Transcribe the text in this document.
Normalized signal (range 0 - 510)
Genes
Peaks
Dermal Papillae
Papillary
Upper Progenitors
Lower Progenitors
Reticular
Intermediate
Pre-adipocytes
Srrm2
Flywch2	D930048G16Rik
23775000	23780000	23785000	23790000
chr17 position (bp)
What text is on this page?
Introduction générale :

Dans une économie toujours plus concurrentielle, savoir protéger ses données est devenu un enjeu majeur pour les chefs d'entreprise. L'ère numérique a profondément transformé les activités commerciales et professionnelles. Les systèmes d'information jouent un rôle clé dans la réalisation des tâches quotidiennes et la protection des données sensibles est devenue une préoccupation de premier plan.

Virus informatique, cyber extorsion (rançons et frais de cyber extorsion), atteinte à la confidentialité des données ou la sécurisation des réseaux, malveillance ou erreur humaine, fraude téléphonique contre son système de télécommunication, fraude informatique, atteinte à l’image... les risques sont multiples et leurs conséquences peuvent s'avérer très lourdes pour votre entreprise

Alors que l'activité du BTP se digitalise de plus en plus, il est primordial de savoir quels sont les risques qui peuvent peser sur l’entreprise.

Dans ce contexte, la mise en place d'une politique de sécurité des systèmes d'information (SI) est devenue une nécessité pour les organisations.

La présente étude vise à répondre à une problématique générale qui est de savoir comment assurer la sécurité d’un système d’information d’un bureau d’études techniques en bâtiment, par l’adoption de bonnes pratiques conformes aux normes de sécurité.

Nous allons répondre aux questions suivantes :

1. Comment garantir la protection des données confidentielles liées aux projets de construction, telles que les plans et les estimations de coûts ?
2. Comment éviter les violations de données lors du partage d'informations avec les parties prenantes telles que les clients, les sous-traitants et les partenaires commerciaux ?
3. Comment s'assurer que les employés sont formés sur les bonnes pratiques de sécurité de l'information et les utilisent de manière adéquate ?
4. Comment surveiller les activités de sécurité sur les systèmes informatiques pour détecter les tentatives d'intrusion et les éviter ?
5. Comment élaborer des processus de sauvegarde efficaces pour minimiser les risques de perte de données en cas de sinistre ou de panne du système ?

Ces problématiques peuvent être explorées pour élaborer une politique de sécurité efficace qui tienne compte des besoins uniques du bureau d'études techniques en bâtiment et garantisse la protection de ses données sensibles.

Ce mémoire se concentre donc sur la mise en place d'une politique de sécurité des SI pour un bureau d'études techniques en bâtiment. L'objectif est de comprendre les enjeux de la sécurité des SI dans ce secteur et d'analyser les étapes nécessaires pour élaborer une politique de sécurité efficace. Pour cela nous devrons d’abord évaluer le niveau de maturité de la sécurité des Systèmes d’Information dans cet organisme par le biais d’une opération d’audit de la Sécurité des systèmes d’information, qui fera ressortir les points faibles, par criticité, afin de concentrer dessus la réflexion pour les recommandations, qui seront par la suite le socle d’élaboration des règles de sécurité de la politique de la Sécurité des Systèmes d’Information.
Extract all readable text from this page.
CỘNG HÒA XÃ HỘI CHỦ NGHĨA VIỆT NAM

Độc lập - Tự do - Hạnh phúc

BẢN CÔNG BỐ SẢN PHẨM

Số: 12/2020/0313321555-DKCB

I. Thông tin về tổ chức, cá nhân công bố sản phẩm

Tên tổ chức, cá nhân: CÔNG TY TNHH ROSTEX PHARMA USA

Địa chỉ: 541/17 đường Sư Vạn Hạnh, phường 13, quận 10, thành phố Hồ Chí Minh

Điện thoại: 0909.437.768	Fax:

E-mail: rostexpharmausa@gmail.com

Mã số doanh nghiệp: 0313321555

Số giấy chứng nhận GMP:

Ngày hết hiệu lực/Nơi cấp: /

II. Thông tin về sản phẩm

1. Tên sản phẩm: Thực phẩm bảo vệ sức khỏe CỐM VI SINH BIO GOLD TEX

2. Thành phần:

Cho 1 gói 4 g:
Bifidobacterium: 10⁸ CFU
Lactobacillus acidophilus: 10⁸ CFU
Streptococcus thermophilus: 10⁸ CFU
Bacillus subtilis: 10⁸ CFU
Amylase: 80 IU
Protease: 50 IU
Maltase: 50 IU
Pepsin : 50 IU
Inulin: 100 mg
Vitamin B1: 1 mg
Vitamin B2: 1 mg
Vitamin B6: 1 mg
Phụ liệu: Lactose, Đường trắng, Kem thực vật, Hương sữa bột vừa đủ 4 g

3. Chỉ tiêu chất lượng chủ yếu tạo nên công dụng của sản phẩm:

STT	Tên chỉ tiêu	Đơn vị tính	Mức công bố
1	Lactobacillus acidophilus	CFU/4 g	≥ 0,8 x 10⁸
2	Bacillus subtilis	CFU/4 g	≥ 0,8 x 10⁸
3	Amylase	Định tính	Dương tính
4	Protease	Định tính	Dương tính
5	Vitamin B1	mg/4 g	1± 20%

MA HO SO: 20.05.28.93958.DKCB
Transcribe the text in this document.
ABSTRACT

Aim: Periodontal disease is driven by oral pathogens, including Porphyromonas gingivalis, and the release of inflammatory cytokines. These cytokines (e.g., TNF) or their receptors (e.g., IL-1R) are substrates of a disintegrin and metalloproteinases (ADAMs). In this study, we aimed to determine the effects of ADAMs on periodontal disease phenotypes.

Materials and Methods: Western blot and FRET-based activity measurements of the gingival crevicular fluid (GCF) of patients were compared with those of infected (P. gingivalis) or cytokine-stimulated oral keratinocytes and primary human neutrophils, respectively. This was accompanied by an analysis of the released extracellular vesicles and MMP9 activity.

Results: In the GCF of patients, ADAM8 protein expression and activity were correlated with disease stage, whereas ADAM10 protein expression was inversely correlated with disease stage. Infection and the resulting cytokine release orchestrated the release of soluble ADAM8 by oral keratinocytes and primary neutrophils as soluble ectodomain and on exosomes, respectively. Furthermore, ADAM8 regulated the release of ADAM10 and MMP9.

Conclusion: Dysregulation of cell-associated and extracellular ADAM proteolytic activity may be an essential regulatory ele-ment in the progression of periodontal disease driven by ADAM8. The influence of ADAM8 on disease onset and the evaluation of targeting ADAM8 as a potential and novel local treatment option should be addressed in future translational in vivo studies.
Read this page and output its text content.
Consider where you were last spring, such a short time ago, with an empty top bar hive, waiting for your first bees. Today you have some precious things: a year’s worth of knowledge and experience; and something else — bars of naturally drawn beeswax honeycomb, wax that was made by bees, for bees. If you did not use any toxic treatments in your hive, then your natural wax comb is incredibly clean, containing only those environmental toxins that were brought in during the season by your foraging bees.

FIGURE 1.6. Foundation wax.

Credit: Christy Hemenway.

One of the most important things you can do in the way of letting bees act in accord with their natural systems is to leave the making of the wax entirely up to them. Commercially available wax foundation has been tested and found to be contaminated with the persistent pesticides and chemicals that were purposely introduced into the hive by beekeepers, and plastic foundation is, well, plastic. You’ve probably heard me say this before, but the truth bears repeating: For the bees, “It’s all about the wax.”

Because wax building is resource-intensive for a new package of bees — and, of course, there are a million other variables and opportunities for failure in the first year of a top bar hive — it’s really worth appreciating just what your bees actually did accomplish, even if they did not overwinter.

•••••

So that nothing is lost, please repeat all of the entries exactly.

Output of the task ->
Transcribe the text in this document.
Normalized signal (range 0 - 510)
Genes
Peaks
Dermal Papillae
Papillary
Upper Progenitors
Lower Progenitors
Reticular
Intermediate
Pre-adipocytes
Srrm2
Flywch2	D930048G16Rik
23775000	23780000	23785000	23790000
chr17 position (bp)
What text is on this page?
Introduction générale :

Dans une économie toujours plus concurrentielle, savoir protéger ses données est devenu un enjeu majeur pour les chefs d'entreprise. L'ère numérique a profondément transformé les activités commerciales et professionnelles. Les systèmes d'information jouent un rôle clé dans la réalisation des tâches quotidiennes et la protection des données sensibles est devenue une préoccupation de premier plan.

Virus informatique, cyber extorsion (rançons et frais de cyber extorsion), atteinte à la confidentialité des données ou la sécurisation des réseaux, malveillance ou erreur humaine, fraude téléphonique contre son système de télécommunication, fraude informatique, atteinte à l’image... les risques sont multiples et leurs conséquences peuvent s'avérer très lourdes pour votre entreprise

Alors que l'activité du BTP se digitalise de plus en plus, il est primordial de savoir quels sont les risques qui peuvent peser sur l’entreprise.

Dans ce contexte, la mise en place d'une politique de sécurité des systèmes d'information (SI) est devenue une nécessité pour les organisations.

La présente étude vise à répondre à une problématique générale qui est de savoir comment assurer la sécurité d’un système d’information d’un bureau d’études techniques en bâtiment, par l’adoption de bonnes pratiques conformes aux normes de sécurité.

Nous allons répondre aux questions suivantes :

1. Comment garantir la protection des données confidentielles liées aux projets de construction, telles que les plans et les estimations de coûts ?
2. Comment éviter les violations de données lors du partage d'informations avec les parties prenantes telles que les clients, les sous-traitants et les partenaires commerciaux ?
3. Comment s'assurer que les employés sont formés sur les bonnes pratiques de sécurité de l'information et les utilisent de manière adéquate ?
4. Comment surveiller les activités de sécurité sur les systèmes informatiques pour détecter les tentatives d'intrusion et les éviter ?
5. Comment élaborer des processus de sauvegarde efficaces pour minimiser les risques de perte de données en cas de sinistre ou de panne du système ?

Ces problématiques peuvent être explorées pour élaborer une politique de sécurité efficace qui tienne compte des besoins uniques du bureau d'études techniques en bâtiment et garantisse la protection de ses données sensibles.

Ce mémoire se concentre donc sur la mise en place d'une politique de sécurité des SI pour un bureau d'études techniques en bâtiment. L'objectif est de comprendre les enjeux de la sécurité des SI dans ce secteur et d'analyser les étapes nécessaires pour élaborer une politique de sécurité efficace. Pour cela nous devrons d’abord évaluer le niveau de maturité de la sécurité des Systèmes d’Information dans cet organisme par le biais d’une opération d’audit de la Sécurité des systèmes d’information, qui fera ressortir les points faibles, par criticité, afin de concentrer dessus la réflexion pour les recommandations, qui seront par la suite le socle d’élaboration des règles de sécurité de la politique de la Sécurité des Systèmes d’Information.
Extract all readable text from this page.
CỘNG HÒA XÃ HỘI CHỦ NGHĨA VIỆT NAM

Độc lập - Tự do - Hạnh phúc

BẢN CÔNG BỐ SẢN PHẨM

Số: 12/2020/0313321555-DKCB

I. Thông tin về tổ chức, cá nhân công bố sản phẩm

Tên tổ chức, cá nhân: CÔNG TY TNHH ROSTEX PHARMA USA

Địa chỉ: 541/17 đường Sư Vạn Hạnh, phường 13, quận 10, thành phố Hồ Chí Minh

Điện thoại: 0909.437.768	Fax:

E-mail: rostexpharmausa@gmail.com

Mã số doanh nghiệp: 0313321555

Số giấy chứng nhận GMP:

Ngày hết hiệu lực/Nơi cấp: /

II. Thông tin về sản phẩm

1. Tên sản phẩm: Thực phẩm bảo vệ sức khỏe CỐM VI SINH BIO GOLD TEX

2. Thành phần:

Cho 1 gói 4 g:
Bifidobacterium: 10⁸ CFU
Lactobacillus acidophilus: 10⁸ CFU
Streptococcus thermophilus: 10⁸ CFU
Bacillus subtilis: 10⁸ CFU
Amylase: 80 IU
Protease: 50 IU
Maltase: 50 IU
Pepsin : 50 IU
Inulin: 100 mg
Vitamin B1: 1 mg
Vitamin B2: 1 mg
Vitamin B6: 1 mg
Phụ liệu: Lactose, Đường trắng, Kem thực vật, Hương sữa bột vừa đủ 4 g

3. Chỉ tiêu chất lượng chủ yếu tạo nên công dụng của sản phẩm:

STT	Tên chỉ tiêu	Đơn vị tính	Mức công bố
1	Lactobacillus acidophilus	CFU/4 g	≥ 0,8 x 10⁸
2	Bacillus subtilis	CFU/4 g	≥ 0,8 x 10⁸
3	Amylase	Định tính	Dương tính
4	Protease	Định tính	Dương tính
5	Vitamin B1	mg/4 g	1± 20%

MA HO SO: 20.05.28.93958.DKCB
Transcribe the text in this document.
ABSTRACT

Aim: Periodontal disease is driven by oral pathogens, including Porphyromonas gingivalis, and the release of inflammatory cytokines. These cytokines (e.g., TNF) or their receptors (e.g., IL-1R) are substrates of a disintegrin and metalloproteinases (ADAMs). In this study, we aimed to determine the effects of ADAMs on periodontal disease phenotypes.

Materials and Methods: Western blot and FRET-based activity measurements of the gingival crevicular fluid (GCF) of patients were compared with those of infected (P. gingivalis) or cytokine-stimulated oral keratinocytes and primary human neutrophils, respectively. This was accompanied by an analysis of the released extracellular vesicles and MMP9 activity.

Results: In the GCF of patients, ADAM8 protein expression and activity were correlated with disease stage, whereas ADAM10 protein expression was inversely correlated with disease stage. Infection and the resulting cytokine release orchestrated the release of soluble ADAM8 by oral keratinocytes and primary neutrophils as soluble ectodomain and on exosomes, respectively. Furthermore, ADAM8 regulated the release of ADAM10 and MMP9.

Conclusion: Dysregulation of cell-associated and extracellular ADAM proteolytic activity may be an essential regulatory ele-ment in the progression of periodontal disease driven by ADAM8. The influence of ADAM8 on disease onset and the evaluation of targeting ADAM8 as a potential and novel local treatment option should be addressed in future translational in vivo studies.
Read this page and output its text content.
Consider where you were last spring, such a short time ago, with an empty top bar hive, waiting for your first bees. Today you have some precious things: a year’s worth of knowledge and experience; and something else — bars of naturally drawn beeswax honeycomb, wax that was made by bees, for bees. If you did not use any toxic treatments in your hive, then your natural wax comb is incredibly clean, containing only those environmental toxins that were brought in during the season by your foraging bees.

FIGURE 1.6. Foundation wax.

Credit: Christy Hemenway.

One of the most important things you can do in the way of letting bees act in accord with their natural systems is to leave the making of the wax entirely up to them. Commercially available wax foundation has been tested and found to be contaminated with the persistent pesticides and chemicals that were purposely introduced into the hive by beekeepers, and plastic foundation is, well, plastic. You’ve probably heard me say this before, but the truth bears repeating: For the bees, “It’s all about the wax.”

Because wax building is resource-intensive for a new package of bees — and, of course, there are a million other variables and opportunities for failure in the first year of a top bar hive — it’s really worth appreciating just what your bees actually did accomplish, even if they did not overwinter.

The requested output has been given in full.